(Stored dataset items)
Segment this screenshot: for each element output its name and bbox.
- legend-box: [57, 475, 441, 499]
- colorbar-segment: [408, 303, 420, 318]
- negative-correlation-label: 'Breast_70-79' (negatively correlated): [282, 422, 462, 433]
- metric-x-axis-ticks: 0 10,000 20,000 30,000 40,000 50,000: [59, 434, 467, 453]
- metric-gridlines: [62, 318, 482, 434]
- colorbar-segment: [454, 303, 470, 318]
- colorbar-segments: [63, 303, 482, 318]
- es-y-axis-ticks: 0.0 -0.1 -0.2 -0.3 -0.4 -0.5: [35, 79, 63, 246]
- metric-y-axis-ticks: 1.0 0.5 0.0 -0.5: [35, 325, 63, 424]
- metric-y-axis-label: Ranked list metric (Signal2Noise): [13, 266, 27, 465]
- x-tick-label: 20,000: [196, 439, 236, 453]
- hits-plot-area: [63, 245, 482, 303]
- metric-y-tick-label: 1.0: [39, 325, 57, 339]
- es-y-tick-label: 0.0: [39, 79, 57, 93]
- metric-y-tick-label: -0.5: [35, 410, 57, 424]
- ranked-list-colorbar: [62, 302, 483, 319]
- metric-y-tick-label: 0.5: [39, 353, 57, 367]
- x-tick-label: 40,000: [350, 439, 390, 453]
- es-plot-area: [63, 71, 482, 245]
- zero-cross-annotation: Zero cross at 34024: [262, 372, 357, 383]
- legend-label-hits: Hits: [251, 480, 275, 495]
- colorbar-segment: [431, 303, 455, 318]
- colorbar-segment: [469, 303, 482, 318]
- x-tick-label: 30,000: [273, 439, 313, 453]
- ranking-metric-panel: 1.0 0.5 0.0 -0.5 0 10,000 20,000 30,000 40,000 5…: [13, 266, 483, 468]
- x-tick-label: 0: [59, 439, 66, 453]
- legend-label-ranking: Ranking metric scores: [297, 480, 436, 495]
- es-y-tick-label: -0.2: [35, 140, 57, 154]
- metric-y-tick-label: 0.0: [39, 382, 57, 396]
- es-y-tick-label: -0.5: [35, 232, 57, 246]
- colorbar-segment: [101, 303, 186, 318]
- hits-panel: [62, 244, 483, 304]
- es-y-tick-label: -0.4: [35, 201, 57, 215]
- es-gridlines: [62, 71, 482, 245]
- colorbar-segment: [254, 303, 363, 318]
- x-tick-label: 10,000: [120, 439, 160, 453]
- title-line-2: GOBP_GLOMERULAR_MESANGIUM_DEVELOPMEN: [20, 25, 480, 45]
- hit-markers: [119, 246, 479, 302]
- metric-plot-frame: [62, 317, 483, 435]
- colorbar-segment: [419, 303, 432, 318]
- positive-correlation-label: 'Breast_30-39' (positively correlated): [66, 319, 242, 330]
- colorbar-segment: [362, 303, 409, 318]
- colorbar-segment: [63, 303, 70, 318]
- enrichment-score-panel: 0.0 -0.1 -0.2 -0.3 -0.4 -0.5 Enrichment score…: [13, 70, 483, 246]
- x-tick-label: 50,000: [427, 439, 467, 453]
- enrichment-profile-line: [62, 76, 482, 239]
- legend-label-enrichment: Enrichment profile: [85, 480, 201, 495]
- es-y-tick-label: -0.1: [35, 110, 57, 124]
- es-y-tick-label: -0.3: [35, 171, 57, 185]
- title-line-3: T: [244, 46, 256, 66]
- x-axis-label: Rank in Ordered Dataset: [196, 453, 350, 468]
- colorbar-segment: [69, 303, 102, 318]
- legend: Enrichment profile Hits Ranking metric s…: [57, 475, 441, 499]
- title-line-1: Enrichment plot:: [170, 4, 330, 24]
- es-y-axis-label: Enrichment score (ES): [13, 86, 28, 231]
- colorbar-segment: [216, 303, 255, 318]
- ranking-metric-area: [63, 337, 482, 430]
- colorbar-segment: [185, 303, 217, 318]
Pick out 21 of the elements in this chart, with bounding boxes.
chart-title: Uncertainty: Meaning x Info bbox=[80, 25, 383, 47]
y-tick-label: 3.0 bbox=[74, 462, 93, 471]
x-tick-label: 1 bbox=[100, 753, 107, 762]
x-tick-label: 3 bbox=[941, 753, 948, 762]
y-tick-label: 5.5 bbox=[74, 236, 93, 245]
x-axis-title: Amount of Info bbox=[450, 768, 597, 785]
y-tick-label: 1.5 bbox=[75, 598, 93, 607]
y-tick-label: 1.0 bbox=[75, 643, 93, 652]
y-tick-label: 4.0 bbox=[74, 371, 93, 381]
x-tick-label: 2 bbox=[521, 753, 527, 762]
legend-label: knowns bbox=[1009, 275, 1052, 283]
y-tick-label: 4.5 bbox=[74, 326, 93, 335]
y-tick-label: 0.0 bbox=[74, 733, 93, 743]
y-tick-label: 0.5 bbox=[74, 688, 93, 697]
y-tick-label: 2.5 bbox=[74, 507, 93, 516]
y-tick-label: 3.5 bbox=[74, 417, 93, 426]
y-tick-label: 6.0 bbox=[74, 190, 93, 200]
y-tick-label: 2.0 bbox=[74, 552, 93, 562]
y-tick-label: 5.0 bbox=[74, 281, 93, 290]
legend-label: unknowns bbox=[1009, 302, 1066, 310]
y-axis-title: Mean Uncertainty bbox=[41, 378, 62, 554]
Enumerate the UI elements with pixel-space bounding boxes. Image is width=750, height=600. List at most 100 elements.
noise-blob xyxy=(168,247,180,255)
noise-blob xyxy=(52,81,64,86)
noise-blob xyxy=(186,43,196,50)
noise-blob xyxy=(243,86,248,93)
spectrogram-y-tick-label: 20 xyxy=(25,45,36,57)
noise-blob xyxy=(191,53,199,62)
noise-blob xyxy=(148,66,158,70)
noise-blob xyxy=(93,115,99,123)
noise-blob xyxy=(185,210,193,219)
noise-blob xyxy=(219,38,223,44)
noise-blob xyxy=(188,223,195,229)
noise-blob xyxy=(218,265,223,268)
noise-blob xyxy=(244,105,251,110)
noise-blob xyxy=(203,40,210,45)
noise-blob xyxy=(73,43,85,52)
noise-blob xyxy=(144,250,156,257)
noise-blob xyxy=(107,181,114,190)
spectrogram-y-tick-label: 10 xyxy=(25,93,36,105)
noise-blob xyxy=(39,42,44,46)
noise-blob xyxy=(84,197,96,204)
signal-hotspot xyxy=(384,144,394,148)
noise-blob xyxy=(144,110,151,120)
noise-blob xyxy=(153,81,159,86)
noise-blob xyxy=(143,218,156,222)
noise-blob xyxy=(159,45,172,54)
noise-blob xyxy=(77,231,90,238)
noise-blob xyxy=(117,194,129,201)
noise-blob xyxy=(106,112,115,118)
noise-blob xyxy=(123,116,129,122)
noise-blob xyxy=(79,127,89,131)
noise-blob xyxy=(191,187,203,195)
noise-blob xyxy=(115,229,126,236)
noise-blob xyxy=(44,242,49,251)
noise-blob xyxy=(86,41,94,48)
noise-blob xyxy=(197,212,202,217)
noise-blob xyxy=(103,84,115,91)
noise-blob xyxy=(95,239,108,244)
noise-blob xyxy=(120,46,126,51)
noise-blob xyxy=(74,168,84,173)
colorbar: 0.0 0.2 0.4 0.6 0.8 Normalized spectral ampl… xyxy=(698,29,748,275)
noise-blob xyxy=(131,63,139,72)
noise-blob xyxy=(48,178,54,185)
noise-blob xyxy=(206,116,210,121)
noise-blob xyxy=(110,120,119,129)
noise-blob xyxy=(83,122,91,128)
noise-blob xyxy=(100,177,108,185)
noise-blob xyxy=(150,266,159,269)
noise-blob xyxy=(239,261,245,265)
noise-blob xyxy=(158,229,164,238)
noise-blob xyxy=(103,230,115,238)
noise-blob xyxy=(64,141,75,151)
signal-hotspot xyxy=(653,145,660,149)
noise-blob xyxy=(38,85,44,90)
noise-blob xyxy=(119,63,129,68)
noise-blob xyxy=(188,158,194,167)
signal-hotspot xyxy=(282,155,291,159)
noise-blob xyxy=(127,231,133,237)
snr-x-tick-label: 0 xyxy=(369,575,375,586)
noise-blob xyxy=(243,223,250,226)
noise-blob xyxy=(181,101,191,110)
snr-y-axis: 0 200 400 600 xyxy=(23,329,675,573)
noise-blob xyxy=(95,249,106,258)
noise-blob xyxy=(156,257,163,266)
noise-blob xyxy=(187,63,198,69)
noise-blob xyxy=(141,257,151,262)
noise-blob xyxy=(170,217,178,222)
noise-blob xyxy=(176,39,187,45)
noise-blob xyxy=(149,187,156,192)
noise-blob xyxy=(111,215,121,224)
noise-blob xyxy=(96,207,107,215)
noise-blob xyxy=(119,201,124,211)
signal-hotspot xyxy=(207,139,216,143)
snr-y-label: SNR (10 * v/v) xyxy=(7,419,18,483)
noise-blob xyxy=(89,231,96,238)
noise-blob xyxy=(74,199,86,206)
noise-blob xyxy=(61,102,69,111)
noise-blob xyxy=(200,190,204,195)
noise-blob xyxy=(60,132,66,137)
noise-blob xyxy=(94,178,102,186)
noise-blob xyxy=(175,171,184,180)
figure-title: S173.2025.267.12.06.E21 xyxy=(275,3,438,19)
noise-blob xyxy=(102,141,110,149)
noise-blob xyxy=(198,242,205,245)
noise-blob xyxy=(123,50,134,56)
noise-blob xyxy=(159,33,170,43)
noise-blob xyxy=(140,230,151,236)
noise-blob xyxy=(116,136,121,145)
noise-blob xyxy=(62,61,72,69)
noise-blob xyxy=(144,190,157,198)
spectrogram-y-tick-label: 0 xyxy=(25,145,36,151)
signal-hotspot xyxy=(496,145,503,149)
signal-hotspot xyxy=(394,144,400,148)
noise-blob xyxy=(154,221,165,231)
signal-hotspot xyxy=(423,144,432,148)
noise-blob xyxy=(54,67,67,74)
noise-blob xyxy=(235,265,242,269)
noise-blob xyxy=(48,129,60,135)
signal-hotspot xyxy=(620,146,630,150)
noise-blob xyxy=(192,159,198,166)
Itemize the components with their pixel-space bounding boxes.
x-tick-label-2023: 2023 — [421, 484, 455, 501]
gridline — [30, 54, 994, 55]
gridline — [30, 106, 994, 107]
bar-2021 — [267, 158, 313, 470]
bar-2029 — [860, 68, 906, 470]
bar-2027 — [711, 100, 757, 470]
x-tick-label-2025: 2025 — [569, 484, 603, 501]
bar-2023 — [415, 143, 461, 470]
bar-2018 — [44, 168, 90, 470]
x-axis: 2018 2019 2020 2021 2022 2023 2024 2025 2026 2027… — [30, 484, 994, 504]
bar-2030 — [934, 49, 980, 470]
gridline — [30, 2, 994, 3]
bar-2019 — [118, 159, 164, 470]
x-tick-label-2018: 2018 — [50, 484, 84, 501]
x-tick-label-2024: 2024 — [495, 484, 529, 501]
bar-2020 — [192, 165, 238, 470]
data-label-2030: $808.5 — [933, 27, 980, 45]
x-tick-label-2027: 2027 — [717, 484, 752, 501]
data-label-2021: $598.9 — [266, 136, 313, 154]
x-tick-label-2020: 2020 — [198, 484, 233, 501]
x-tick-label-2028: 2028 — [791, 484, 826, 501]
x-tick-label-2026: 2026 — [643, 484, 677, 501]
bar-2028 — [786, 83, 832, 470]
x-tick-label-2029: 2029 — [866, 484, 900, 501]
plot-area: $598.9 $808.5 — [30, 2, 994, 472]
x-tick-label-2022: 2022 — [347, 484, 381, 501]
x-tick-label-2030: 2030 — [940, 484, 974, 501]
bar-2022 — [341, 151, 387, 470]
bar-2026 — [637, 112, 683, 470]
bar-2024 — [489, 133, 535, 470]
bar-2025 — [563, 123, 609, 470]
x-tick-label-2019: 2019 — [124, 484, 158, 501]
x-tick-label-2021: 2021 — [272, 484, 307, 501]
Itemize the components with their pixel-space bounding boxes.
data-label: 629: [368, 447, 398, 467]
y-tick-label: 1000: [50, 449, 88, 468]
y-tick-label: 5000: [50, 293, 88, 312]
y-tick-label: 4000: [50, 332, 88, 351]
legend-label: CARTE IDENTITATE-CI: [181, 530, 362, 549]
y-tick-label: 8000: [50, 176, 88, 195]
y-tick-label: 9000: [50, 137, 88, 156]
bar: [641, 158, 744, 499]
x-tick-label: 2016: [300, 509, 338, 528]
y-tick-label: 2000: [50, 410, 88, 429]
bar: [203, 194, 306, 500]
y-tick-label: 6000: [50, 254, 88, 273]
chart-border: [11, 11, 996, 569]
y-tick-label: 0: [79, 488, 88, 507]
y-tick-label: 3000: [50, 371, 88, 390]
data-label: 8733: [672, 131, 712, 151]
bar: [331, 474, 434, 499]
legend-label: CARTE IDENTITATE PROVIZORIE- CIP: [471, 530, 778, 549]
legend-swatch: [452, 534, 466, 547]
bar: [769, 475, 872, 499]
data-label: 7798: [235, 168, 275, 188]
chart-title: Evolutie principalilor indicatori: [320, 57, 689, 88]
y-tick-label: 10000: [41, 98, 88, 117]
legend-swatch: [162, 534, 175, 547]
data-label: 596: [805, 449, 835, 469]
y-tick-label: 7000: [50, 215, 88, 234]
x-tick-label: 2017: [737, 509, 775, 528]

Exercise prompt
Copy the listing from its first line through the line containing "- zero-cross-annotation: Zero", swapping "Signal2Noise" for "Signal-to-Noise Ratio" and leaving everything else unchanged.

The result
Segment this screenshot: for each element output its name and bbox.
- legend-box: [57, 475, 441, 499]
- colorbar-segment: [408, 303, 420, 318]
- negative-correlation-label: 'Breast_70-79' (negatively correlated): [282, 422, 462, 433]
- metric-x-axis-ticks: 0 10,000 20,000 30,000 40,000 50,000: [59, 434, 467, 453]
- metric-gridlines: [62, 318, 482, 434]
- colorbar-segment: [454, 303, 470, 318]
- colorbar-segments: [63, 303, 482, 318]
- es-y-axis-ticks: 0.0 -0.1 -0.2 -0.3 -0.4 -0.5: [35, 79, 63, 246]
- metric-y-axis-ticks: 1.0 0.5 0.0 -0.5: [35, 325, 63, 424]
- metric-y-axis-label: Ranked list metric (Signal-to-Noise Ratio): [13, 266, 27, 465]
- x-tick-label: 20,000: [196, 439, 236, 453]
- hits-plot-area: [63, 245, 482, 303]
- metric-y-tick-label: 1.0: [39, 325, 57, 339]
- es-y-tick-label: 0.0: [39, 79, 57, 93]
- metric-y-tick-label: -0.5: [35, 410, 57, 424]
- ranked-list-colorbar: [62, 302, 483, 319]
- metric-y-tick-label: 0.5: [39, 353, 57, 367]
- x-tick-label: 40,000: [350, 439, 390, 453]
- es-plot-area: [63, 71, 482, 245]
- zero-cross-annotation: Zero cross at 34024: [262, 372, 357, 383]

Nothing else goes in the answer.